>> Begin Exercise data
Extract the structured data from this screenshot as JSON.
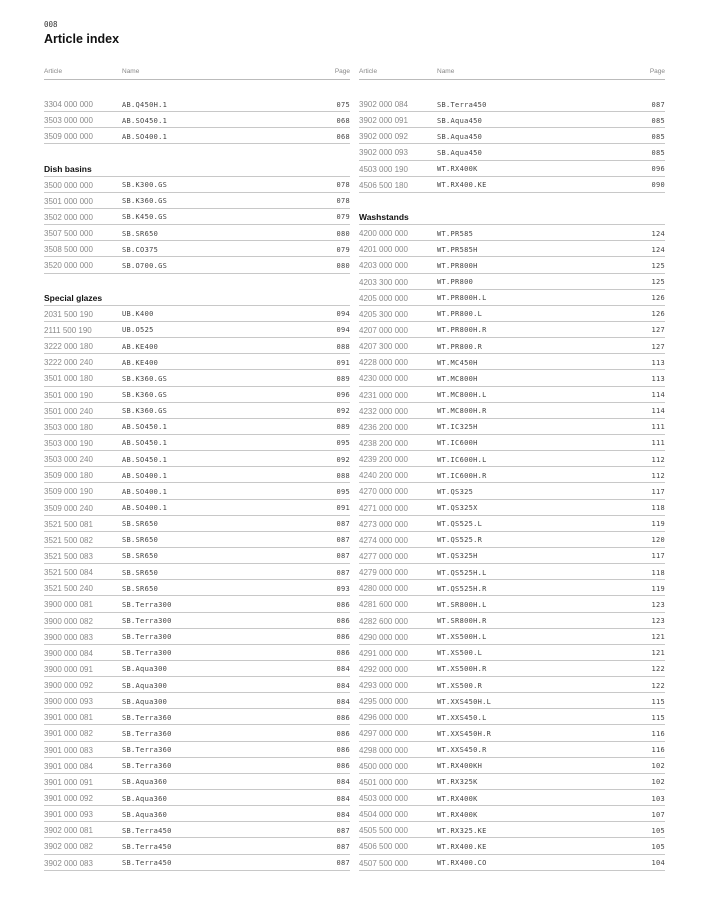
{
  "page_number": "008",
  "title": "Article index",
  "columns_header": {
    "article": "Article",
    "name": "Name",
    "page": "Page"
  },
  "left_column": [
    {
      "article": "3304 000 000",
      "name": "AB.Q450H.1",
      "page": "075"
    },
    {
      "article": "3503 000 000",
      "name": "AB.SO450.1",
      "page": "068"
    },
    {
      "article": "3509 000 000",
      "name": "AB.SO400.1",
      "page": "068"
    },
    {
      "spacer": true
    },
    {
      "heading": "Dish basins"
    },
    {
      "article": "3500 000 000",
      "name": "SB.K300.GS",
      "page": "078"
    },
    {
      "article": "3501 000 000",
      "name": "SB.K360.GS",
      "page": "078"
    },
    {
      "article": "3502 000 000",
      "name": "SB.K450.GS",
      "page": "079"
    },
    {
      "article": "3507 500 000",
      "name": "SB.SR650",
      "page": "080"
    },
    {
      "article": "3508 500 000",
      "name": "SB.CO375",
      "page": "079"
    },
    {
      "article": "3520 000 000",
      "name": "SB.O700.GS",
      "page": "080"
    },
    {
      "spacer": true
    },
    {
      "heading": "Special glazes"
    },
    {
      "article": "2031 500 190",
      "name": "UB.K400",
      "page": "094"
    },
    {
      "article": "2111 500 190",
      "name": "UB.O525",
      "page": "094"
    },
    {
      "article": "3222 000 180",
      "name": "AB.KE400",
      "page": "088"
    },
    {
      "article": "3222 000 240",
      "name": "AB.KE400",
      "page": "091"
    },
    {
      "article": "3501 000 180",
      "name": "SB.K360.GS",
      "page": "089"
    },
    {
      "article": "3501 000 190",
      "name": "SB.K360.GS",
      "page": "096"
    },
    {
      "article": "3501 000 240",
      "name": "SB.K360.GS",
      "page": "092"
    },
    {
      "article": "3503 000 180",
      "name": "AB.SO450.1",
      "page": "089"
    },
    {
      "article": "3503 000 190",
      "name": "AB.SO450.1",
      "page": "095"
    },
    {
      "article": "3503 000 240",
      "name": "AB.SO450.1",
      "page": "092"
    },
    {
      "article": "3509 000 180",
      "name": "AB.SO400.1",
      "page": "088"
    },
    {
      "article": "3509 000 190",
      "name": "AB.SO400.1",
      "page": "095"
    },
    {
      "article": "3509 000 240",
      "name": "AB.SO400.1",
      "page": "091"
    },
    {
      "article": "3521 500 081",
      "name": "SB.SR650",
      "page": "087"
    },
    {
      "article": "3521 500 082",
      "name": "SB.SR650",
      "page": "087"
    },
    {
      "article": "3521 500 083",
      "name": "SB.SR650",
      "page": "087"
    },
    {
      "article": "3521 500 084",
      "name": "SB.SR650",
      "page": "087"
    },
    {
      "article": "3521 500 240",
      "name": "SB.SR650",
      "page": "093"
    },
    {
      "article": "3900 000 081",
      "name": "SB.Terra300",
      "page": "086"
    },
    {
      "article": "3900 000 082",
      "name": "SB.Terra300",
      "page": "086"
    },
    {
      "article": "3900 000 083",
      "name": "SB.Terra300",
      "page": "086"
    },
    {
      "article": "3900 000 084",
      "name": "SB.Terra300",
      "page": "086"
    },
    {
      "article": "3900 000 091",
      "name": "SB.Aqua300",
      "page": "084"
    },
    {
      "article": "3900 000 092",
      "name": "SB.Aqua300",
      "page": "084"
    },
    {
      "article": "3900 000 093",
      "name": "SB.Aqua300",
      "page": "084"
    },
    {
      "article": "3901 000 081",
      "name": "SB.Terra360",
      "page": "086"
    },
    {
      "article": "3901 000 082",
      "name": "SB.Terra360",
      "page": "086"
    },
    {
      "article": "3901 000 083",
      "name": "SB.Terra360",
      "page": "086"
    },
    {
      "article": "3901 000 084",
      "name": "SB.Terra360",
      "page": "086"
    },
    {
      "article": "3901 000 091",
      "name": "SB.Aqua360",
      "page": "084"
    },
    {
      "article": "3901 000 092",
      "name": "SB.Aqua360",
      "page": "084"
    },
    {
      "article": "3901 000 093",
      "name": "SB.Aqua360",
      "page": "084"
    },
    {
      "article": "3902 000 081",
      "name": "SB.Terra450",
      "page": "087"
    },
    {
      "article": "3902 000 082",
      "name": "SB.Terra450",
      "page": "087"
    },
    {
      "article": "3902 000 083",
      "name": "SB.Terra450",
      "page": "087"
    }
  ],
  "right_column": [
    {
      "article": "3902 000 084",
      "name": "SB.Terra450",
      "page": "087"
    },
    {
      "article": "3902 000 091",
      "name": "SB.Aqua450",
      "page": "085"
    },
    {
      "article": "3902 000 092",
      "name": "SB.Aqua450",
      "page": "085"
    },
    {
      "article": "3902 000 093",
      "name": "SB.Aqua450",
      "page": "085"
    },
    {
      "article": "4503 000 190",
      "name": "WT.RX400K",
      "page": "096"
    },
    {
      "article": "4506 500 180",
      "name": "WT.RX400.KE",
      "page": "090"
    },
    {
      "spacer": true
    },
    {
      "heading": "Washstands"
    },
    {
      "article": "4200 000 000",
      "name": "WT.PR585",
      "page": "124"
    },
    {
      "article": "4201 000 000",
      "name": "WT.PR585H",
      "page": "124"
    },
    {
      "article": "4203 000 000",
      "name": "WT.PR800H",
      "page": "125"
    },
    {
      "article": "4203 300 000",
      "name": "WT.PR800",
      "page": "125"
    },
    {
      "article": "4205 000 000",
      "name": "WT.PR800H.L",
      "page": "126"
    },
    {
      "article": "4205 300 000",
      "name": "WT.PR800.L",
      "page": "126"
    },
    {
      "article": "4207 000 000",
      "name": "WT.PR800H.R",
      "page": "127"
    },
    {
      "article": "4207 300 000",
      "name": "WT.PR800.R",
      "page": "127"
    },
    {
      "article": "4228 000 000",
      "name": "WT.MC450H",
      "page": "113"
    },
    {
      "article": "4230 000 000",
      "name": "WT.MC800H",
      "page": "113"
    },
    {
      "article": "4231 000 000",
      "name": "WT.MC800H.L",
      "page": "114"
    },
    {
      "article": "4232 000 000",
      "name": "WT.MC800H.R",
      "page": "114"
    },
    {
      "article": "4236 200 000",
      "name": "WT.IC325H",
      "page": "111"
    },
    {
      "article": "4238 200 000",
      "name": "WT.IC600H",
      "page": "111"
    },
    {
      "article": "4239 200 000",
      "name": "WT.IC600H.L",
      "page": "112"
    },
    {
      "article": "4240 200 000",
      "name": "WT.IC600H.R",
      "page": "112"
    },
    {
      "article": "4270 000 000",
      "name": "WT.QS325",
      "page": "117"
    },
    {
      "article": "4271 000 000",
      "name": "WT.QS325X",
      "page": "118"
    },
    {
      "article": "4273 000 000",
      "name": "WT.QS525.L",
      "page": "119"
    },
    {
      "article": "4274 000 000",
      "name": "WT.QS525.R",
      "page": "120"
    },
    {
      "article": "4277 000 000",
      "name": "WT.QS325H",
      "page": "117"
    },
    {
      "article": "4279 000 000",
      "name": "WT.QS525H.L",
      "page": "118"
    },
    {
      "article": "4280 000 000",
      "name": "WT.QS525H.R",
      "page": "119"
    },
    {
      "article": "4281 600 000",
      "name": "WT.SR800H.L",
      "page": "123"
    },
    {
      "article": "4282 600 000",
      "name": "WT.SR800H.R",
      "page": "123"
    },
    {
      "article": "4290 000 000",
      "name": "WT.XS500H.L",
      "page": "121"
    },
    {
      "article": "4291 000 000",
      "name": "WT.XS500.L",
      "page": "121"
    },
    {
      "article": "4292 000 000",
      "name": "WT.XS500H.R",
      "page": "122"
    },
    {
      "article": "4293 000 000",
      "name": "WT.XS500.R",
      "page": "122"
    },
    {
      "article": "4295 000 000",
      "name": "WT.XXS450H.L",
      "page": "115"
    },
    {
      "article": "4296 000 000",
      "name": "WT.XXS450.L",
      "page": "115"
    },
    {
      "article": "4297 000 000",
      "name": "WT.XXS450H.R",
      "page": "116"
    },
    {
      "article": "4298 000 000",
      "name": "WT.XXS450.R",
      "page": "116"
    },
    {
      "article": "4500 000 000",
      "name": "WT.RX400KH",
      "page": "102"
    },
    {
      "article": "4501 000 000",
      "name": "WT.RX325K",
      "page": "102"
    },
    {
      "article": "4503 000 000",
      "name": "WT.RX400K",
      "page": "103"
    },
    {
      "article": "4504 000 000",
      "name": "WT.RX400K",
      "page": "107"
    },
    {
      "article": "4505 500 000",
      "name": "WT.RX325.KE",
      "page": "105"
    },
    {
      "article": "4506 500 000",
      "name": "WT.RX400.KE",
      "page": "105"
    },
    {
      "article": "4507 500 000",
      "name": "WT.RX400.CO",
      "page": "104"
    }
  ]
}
>> End Exercise data
>> Begin Exercise data
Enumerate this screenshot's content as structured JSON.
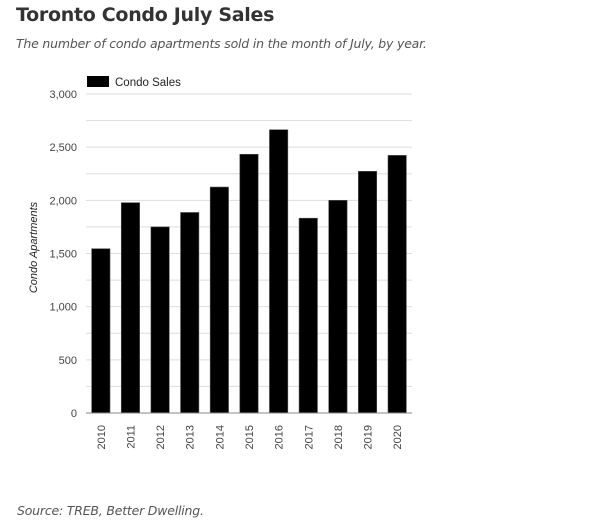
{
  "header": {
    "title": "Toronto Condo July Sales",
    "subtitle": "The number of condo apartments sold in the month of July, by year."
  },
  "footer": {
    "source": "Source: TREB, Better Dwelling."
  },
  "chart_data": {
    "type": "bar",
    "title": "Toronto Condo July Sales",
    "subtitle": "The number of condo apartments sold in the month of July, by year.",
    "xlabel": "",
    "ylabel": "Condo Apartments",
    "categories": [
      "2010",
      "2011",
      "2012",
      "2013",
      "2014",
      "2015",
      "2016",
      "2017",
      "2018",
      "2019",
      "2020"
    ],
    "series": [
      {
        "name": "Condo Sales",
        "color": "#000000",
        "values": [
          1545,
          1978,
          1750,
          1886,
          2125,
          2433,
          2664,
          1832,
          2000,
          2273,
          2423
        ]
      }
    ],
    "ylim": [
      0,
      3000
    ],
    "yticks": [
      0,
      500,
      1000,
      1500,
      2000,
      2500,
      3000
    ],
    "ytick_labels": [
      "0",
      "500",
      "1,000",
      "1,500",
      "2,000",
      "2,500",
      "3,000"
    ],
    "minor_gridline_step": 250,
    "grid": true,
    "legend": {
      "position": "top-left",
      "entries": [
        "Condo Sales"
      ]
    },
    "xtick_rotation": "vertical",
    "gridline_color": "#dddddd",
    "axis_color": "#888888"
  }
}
>> End Exercise data
Go through the listing above and return every line where the word "heading" occurs.

      "heading": "Dish basins"
      "heading": "Special glazes"
      "heading": "Washstands"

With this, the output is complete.